-- start --
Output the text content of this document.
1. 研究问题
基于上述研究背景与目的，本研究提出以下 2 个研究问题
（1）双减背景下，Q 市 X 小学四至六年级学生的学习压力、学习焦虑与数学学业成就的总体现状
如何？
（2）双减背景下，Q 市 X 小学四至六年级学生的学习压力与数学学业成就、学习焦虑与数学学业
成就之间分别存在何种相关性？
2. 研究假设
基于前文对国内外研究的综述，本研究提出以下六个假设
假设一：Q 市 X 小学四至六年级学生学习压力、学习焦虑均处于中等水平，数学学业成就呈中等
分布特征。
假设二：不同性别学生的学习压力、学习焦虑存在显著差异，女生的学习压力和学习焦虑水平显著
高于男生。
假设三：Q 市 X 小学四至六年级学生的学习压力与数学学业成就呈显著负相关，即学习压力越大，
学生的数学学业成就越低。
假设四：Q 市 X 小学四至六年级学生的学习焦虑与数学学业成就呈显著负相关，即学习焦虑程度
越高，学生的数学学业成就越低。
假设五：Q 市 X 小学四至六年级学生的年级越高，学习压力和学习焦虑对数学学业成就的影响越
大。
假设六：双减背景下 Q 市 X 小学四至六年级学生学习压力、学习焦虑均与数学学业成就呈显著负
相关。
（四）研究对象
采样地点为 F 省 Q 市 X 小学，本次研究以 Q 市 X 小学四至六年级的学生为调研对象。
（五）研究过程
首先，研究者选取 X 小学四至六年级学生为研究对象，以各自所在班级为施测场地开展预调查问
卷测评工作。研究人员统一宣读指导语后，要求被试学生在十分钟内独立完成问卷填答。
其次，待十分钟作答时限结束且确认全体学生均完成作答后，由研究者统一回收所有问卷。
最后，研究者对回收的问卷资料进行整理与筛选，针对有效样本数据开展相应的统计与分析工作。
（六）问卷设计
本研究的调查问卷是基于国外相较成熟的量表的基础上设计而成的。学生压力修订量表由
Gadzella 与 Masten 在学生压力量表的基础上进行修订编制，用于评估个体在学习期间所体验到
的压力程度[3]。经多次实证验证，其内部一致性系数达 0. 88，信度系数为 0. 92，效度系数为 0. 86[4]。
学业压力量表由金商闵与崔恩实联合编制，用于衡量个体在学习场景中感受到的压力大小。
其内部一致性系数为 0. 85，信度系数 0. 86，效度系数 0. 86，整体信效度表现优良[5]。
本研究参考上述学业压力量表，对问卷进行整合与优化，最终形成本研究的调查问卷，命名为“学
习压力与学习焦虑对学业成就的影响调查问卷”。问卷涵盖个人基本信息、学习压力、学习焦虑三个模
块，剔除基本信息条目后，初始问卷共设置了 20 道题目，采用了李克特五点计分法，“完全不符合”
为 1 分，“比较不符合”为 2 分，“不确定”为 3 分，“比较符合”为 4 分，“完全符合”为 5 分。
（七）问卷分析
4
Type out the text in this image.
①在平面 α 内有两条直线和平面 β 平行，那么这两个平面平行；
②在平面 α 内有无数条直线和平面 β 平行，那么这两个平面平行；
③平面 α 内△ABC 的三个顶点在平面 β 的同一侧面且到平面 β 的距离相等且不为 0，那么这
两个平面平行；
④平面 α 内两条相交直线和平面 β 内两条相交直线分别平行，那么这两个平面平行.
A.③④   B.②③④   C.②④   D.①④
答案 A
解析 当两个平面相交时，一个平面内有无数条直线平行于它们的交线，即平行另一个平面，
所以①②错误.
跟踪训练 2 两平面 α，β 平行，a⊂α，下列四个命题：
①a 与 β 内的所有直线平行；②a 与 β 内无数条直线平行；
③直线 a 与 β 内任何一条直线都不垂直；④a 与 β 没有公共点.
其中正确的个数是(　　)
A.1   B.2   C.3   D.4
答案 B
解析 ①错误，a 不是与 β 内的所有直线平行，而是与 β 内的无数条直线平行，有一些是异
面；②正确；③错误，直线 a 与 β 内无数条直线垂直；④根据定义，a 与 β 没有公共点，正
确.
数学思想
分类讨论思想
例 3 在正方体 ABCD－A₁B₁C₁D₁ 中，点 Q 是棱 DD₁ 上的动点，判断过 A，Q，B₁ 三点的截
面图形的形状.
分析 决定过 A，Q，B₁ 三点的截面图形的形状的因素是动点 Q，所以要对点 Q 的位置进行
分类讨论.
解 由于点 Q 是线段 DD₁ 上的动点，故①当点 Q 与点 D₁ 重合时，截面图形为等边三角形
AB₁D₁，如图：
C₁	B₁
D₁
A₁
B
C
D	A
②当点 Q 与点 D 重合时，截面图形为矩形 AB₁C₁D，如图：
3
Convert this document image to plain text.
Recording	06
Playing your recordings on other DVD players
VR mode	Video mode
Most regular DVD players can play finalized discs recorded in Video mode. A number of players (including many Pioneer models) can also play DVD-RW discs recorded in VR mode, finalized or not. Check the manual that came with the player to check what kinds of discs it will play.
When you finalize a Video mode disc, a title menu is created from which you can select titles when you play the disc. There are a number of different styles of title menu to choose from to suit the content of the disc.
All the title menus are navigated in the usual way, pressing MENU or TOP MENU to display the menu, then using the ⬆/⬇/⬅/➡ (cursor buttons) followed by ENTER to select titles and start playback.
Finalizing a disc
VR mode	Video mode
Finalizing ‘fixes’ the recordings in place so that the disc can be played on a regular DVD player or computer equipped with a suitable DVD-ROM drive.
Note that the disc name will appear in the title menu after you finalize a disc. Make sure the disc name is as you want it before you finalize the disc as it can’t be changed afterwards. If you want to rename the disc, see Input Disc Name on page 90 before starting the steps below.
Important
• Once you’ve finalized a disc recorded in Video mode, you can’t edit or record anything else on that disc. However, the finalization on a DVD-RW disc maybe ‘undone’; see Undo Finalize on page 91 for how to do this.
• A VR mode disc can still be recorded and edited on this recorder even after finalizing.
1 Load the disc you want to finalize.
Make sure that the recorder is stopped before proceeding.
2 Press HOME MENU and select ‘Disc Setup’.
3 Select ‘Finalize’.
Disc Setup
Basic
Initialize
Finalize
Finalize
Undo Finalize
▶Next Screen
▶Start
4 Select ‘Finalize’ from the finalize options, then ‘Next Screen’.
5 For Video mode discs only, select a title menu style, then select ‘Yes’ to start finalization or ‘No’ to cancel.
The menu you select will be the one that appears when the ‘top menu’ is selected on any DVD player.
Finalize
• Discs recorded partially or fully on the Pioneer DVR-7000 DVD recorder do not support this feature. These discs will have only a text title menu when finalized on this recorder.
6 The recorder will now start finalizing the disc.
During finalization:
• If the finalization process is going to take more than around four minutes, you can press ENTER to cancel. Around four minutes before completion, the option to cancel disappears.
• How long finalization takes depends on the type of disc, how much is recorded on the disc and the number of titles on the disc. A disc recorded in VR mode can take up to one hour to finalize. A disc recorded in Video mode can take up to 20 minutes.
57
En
-- end --
Above are some records; repeat all of them exactly.

> FINAL RESULT:
Output the text content of this document.
1. 研究问题
基于上述研究背景与目的，本研究提出以下 2 个研究问题
（1）双减背景下，Q 市 X 小学四至六年级学生的学习压力、学习焦虑与数学学业成就的总体现状
如何？
（2）双减背景下，Q 市 X 小学四至六年级学生的学习压力与数学学业成就、学习焦虑与数学学业
成就之间分别存在何种相关性？
2. 研究假设
基于前文对国内外研究的综述，本研究提出以下六个假设
假设一：Q 市 X 小学四至六年级学生学习压力、学习焦虑均处于中等水平，数学学业成就呈中等
分布特征。
假设二：不同性别学生的学习压力、学习焦虑存在显著差异，女生的学习压力和学习焦虑水平显著
高于男生。
假设三：Q 市 X 小学四至六年级学生的学习压力与数学学业成就呈显著负相关，即学习压力越大，
学生的数学学业成就越低。
假设四：Q 市 X 小学四至六年级学生的学习焦虑与数学学业成就呈显著负相关，即学习焦虑程度
越高，学生的数学学业成就越低。
假设五：Q 市 X 小学四至六年级学生的年级越高，学习压力和学习焦虑对数学学业成就的影响越
大。
假设六：双减背景下 Q 市 X 小学四至六年级学生学习压力、学习焦虑均与数学学业成就呈显著负
相关。
（四）研究对象
采样地点为 F 省 Q 市 X 小学，本次研究以 Q 市 X 小学四至六年级的学生为调研对象。
（五）研究过程
首先，研究者选取 X 小学四至六年级学生为研究对象，以各自所在班级为施测场地开展预调查问
卷测评工作。研究人员统一宣读指导语后，要求被试学生在十分钟内独立完成问卷填答。
其次，待十分钟作答时限结束且确认全体学生均完成作答后，由研究者统一回收所有问卷。
最后，研究者对回收的问卷资料进行整理与筛选，针对有效样本数据开展相应的统计与分析工作。
（六）问卷设计
本研究的调查问卷是基于国外相较成熟的量表的基础上设计而成的。学生压力修订量表由
Gadzella 与 Masten 在学生压力量表的基础上进行修订编制，用于评估个体在学习期间所体验到
的压力程度[3]。经多次实证验证，其内部一致性系数达 0. 88，信度系数为 0. 92，效度系数为 0. 86[4]。
学业压力量表由金商闵与崔恩实联合编制，用于衡量个体在学习场景中感受到的压力大小。
其内部一致性系数为 0. 85，信度系数 0. 86，效度系数 0. 86，整体信效度表现优良[5]。
本研究参考上述学业压力量表，对问卷进行整合与优化，最终形成本研究的调查问卷，命名为“学
习压力与学习焦虑对学业成就的影响调查问卷”。问卷涵盖个人基本信息、学习压力、学习焦虑三个模
块，剔除基本信息条目后，初始问卷共设置了 20 道题目，采用了李克特五点计分法，“完全不符合”
为 1 分，“比较不符合”为 2 分，“不确定”为 3 分，“比较符合”为 4 分，“完全符合”为 5 分。
（七）问卷分析
4
Type out the text in this image.
①在平面 α 内有两条直线和平面 β 平行，那么这两个平面平行；
②在平面 α 内有无数条直线和平面 β 平行，那么这两个平面平行；
③平面 α 内△ABC 的三个顶点在平面 β 的同一侧面且到平面 β 的距离相等且不为 0，那么这
两个平面平行；
④平面 α 内两条相交直线和平面 β 内两条相交直线分别平行，那么这两个平面平行.
A.③④   B.②③④   C.②④   D.①④
答案 A
解析 当两个平面相交时，一个平面内有无数条直线平行于它们的交线，即平行另一个平面，
所以①②错误.
跟踪训练 2 两平面 α，β 平行，a⊂α，下列四个命题：
①a 与 β 内的所有直线平行；②a 与 β 内无数条直线平行；
③直线 a 与 β 内任何一条直线都不垂直；④a 与 β 没有公共点.
其中正确的个数是(　　)
A.1   B.2   C.3   D.4
答案 B
解析 ①错误，a 不是与 β 内的所有直线平行，而是与 β 内的无数条直线平行，有一些是异
面；②正确；③错误，直线 a 与 β 内无数条直线垂直；④根据定义，a 与 β 没有公共点，正
确.
数学思想
分类讨论思想
例 3 在正方体 ABCD－A₁B₁C₁D₁ 中，点 Q 是棱 DD₁ 上的动点，判断过 A，Q，B₁ 三点的截
面图形的形状.
分析 决定过 A，Q，B₁ 三点的截面图形的形状的因素是动点 Q，所以要对点 Q 的位置进行
分类讨论.
解 由于点 Q 是线段 DD₁ 上的动点，故①当点 Q 与点 D₁ 重合时，截面图形为等边三角形
AB₁D₁，如图：
C₁	B₁
D₁
A₁
B
C
D	A
②当点 Q 与点 D 重合时，截面图形为矩形 AB₁C₁D，如图：
3
Convert this document image to plain text.
Recording	06
Playing your recordings on other DVD players
VR mode	Video mode
Most regular DVD players can play finalized discs recorded in Video mode. A number of players (including many Pioneer models) can also play DVD-RW discs recorded in VR mode, finalized or not. Check the manual that came with the player to check what kinds of discs it will play.
When you finalize a Video mode disc, a title menu is created from which you can select titles when you play the disc. There are a number of different styles of title menu to choose from to suit the content of the disc.
All the title menus are navigated in the usual way, pressing MENU or TOP MENU to display the menu, then using the ⬆/⬇/⬅/➡ (cursor buttons) followed by ENTER to select titles and start playback.
Finalizing a disc
VR mode	Video mode
Finalizing ‘fixes’ the recordings in place so that the disc can be played on a regular DVD player or computer equipped with a suitable DVD-ROM drive.
Note that the disc name will appear in the title menu after you finalize a disc. Make sure the disc name is as you want it before you finalize the disc as it can’t be changed afterwards. If you want to rename the disc, see Input Disc Name on page 90 before starting the steps below.
Important
• Once you’ve finalized a disc recorded in Video mode, you can’t edit or record anything else on that disc. However, the finalization on a DVD-RW disc maybe ‘undone’; see Undo Finalize on page 91 for how to do this.
• A VR mode disc can still be recorded and edited on this recorder even after finalizing.
1 Load the disc you want to finalize.
Make sure that the recorder is stopped before proceeding.
2 Press HOME MENU and select ‘Disc Setup’.
3 Select ‘Finalize’.
Disc Setup
Basic
Initialize
Finalize
Finalize
Undo Finalize
▶Next Screen
▶Start
4 Select ‘Finalize’ from the finalize options, then ‘Next Screen’.
5 For Video mode discs only, select a title menu style, then select ‘Yes’ to start finalization or ‘No’ to cancel.
The menu you select will be the one that appears when the ‘top menu’ is selected on any DVD player.
Finalize
• Discs recorded partially or fully on the Pioneer DVR-7000 DVD recorder do not support this feature. These discs will have only a text title menu when finalized on this recorder.
6 The recorder will now start finalizing the disc.
During finalization:
• If the finalization process is going to take more than around four minutes, you can press ENTER to cancel. Around four minutes before completion, the option to cancel disappears.
• How long finalization takes depends on the type of disc, how much is recorded on the disc and the number of titles on the disc. A disc recorded in VR mode can take up to one hour to finalize. A disc recorded in Video mode can take up to 20 minutes.
57
En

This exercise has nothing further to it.